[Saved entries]
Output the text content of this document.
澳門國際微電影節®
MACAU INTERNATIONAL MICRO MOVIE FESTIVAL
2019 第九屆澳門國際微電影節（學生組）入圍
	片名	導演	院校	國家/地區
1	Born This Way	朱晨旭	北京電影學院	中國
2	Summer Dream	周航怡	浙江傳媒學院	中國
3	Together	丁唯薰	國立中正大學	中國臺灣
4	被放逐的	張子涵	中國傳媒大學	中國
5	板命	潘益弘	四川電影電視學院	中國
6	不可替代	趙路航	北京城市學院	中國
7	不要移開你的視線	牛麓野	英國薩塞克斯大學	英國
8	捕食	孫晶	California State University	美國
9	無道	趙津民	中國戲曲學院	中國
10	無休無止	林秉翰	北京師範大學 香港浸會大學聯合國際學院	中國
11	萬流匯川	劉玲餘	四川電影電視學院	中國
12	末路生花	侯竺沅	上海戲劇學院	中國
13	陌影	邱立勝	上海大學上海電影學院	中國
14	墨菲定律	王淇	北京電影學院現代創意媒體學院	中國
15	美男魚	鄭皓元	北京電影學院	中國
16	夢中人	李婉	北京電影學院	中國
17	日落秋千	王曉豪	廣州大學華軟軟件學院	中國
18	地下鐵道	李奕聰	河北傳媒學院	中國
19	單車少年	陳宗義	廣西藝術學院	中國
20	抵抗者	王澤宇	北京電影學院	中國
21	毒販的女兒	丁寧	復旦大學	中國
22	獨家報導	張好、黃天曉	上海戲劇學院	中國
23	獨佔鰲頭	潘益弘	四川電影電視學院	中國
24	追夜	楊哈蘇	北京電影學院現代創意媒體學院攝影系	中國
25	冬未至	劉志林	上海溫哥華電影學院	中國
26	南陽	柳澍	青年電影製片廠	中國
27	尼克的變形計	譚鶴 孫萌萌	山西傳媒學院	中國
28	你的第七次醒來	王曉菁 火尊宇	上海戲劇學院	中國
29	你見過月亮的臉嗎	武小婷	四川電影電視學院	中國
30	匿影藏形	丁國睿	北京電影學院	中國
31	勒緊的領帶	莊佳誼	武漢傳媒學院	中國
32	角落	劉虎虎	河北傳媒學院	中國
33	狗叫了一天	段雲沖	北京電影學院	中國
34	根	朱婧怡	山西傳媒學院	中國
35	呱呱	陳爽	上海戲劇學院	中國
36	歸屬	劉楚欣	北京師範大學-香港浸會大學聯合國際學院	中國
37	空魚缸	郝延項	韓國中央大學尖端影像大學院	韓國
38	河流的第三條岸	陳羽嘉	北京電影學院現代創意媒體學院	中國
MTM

### What needs to be done
Each record should come back exactly as written.

### Output below
Output the text content of this document.
澳門國際微電影節®
MACAU INTERNATIONAL MICRO MOVIE FESTIVAL
2019 第九屆澳門國際微電影節（學生組）入圍
	片名	導演	院校	國家/地區
1	Born This Way	朱晨旭	北京電影學院	中國
2	Summer Dream	周航怡	浙江傳媒學院	中國
3	Together	丁唯薰	國立中正大學	中國臺灣
4	被放逐的	張子涵	中國傳媒大學	中國
5	板命	潘益弘	四川電影電視學院	中國
6	不可替代	趙路航	北京城市學院	中國
7	不要移開你的視線	牛麓野	英國薩塞克斯大學	英國
8	捕食	孫晶	California State University	美國
9	無道	趙津民	中國戲曲學院	中國
10	無休無止	林秉翰	北京師範大學 香港浸會大學聯合國際學院	中國
11	萬流匯川	劉玲餘	四川電影電視學院	中國
12	末路生花	侯竺沅	上海戲劇學院	中國
13	陌影	邱立勝	上海大學上海電影學院	中國
14	墨菲定律	王淇	北京電影學院現代創意媒體學院	中國
15	美男魚	鄭皓元	北京電影學院	中國
16	夢中人	李婉	北京電影學院	中國
17	日落秋千	王曉豪	廣州大學華軟軟件學院	中國
18	地下鐵道	李奕聰	河北傳媒學院	中國
19	單車少年	陳宗義	廣西藝術學院	中國
20	抵抗者	王澤宇	北京電影學院	中國
21	毒販的女兒	丁寧	復旦大學	中國
22	獨家報導	張好、黃天曉	上海戲劇學院	中國
23	獨佔鰲頭	潘益弘	四川電影電視學院	中國
24	追夜	楊哈蘇	北京電影學院現代創意媒體學院攝影系	中國
25	冬未至	劉志林	上海溫哥華電影學院	中國
26	南陽	柳澍	青年電影製片廠	中國
27	尼克的變形計	譚鶴 孫萌萌	山西傳媒學院	中國
28	你的第七次醒來	王曉菁 火尊宇	上海戲劇學院	中國
29	你見過月亮的臉嗎	武小婷	四川電影電視學院	中國
30	匿影藏形	丁國睿	北京電影學院	中國
31	勒緊的領帶	莊佳誼	武漢傳媒學院	中國
32	角落	劉虎虎	河北傳媒學院	中國
33	狗叫了一天	段雲沖	北京電影學院	中國
34	根	朱婧怡	山西傳媒學院	中國
35	呱呱	陳爽	上海戲劇學院	中國
36	歸屬	劉楚欣	北京師範大學-香港浸會大學聯合國際學院	中國
37	空魚缸	郝延項	韓國中央大學尖端影像大學院	韓國
38	河流的第三條岸	陳羽嘉	北京電影學院現代創意媒體學院	中國
MTM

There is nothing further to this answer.